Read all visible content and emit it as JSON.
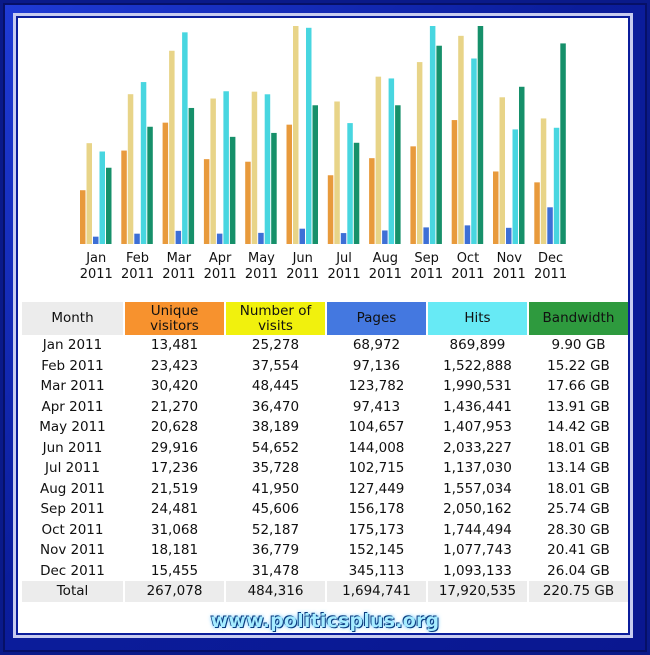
{
  "chart_data": {
    "type": "bar",
    "categories": [
      "Jan",
      "Feb",
      "Mar",
      "Apr",
      "May",
      "Jun",
      "Jul",
      "Aug",
      "Sep",
      "Oct",
      "Nov",
      "Dec"
    ],
    "category_years": [
      "2011",
      "2011",
      "2011",
      "2011",
      "2011",
      "2011",
      "2011",
      "2011",
      "2011",
      "2011",
      "2011",
      "2011"
    ],
    "series": [
      {
        "name": "Unique visitors",
        "color": "#e89a3c",
        "values": [
          13481,
          23423,
          30420,
          21270,
          20628,
          29916,
          17236,
          21519,
          24481,
          31068,
          18181,
          15455
        ]
      },
      {
        "name": "Number of visits",
        "color": "#e8d488",
        "values": [
          25278,
          37554,
          48445,
          36470,
          38189,
          54652,
          35728,
          41950,
          45606,
          52187,
          36779,
          31478
        ]
      },
      {
        "name": "Pages",
        "color": "#3d6fd6",
        "values": [
          68972,
          97136,
          123782,
          97413,
          104657,
          144008,
          102715,
          127449,
          156178,
          175173,
          152145,
          345113
        ]
      },
      {
        "name": "Hits",
        "color": "#48d6e0",
        "values": [
          869899,
          1522888,
          1990531,
          1436441,
          1407953,
          2033227,
          1137030,
          1557034,
          2050162,
          1744494,
          1077743,
          1093133
        ]
      },
      {
        "name": "Bandwidth",
        "color": "#16906a",
        "values": [
          9.9,
          15.22,
          17.66,
          13.91,
          14.42,
          18.01,
          13.14,
          18.01,
          25.74,
          28.3,
          20.41,
          26.04
        ]
      }
    ],
    "grid": false,
    "legend": "none"
  },
  "table": {
    "headers": {
      "month": "Month",
      "visitors": "Unique visitors",
      "visits": "Number of visits",
      "pages": "Pages",
      "hits": "Hits",
      "bandwidth": "Bandwidth"
    },
    "header_colors": {
      "visitors": "#f7922e",
      "visits": "#f1f10d",
      "pages": "#4478e0",
      "hits": "#67eaf5",
      "bandwidth": "#2e9a3e"
    },
    "rows": [
      {
        "month": "Jan 2011",
        "visitors": "13,481",
        "visits": "25,278",
        "pages": "68,972",
        "hits": "869,899",
        "bandwidth": "9.90 GB"
      },
      {
        "month": "Feb 2011",
        "visitors": "23,423",
        "visits": "37,554",
        "pages": "97,136",
        "hits": "1,522,888",
        "bandwidth": "15.22 GB"
      },
      {
        "month": "Mar 2011",
        "visitors": "30,420",
        "visits": "48,445",
        "pages": "123,782",
        "hits": "1,990,531",
        "bandwidth": "17.66 GB"
      },
      {
        "month": "Apr 2011",
        "visitors": "21,270",
        "visits": "36,470",
        "pages": "97,413",
        "hits": "1,436,441",
        "bandwidth": "13.91 GB"
      },
      {
        "month": "May 2011",
        "visitors": "20,628",
        "visits": "38,189",
        "pages": "104,657",
        "hits": "1,407,953",
        "bandwidth": "14.42 GB"
      },
      {
        "month": "Jun 2011",
        "visitors": "29,916",
        "visits": "54,652",
        "pages": "144,008",
        "hits": "2,033,227",
        "bandwidth": "18.01 GB"
      },
      {
        "month": "Jul 2011",
        "visitors": "17,236",
        "visits": "35,728",
        "pages": "102,715",
        "hits": "1,137,030",
        "bandwidth": "13.14 GB"
      },
      {
        "month": "Aug 2011",
        "visitors": "21,519",
        "visits": "41,950",
        "pages": "127,449",
        "hits": "1,557,034",
        "bandwidth": "18.01 GB"
      },
      {
        "month": "Sep 2011",
        "visitors": "24,481",
        "visits": "45,606",
        "pages": "156,178",
        "hits": "2,050,162",
        "bandwidth": "25.74 GB"
      },
      {
        "month": "Oct 2011",
        "visitors": "31,068",
        "visits": "52,187",
        "pages": "175,173",
        "hits": "1,744,494",
        "bandwidth": "28.30 GB"
      },
      {
        "month": "Nov 2011",
        "visitors": "18,181",
        "visits": "36,779",
        "pages": "152,145",
        "hits": "1,077,743",
        "bandwidth": "20.41 GB"
      },
      {
        "month": "Dec 2011",
        "visitors": "15,455",
        "visits": "31,478",
        "pages": "345,113",
        "hits": "1,093,133",
        "bandwidth": "26.04 GB"
      }
    ],
    "total": {
      "month": "Total",
      "visitors": "267,078",
      "visits": "484,316",
      "pages": "1,694,741",
      "hits": "17,920,535",
      "bandwidth": "220.75 GB"
    }
  },
  "watermark": "www.politicsplus.org"
}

[Exercise]:
Where a line in the material contains "Number", copy that line.

[Problem solution]:
        "name": "Number of visits",
      "visits": "Number of visits",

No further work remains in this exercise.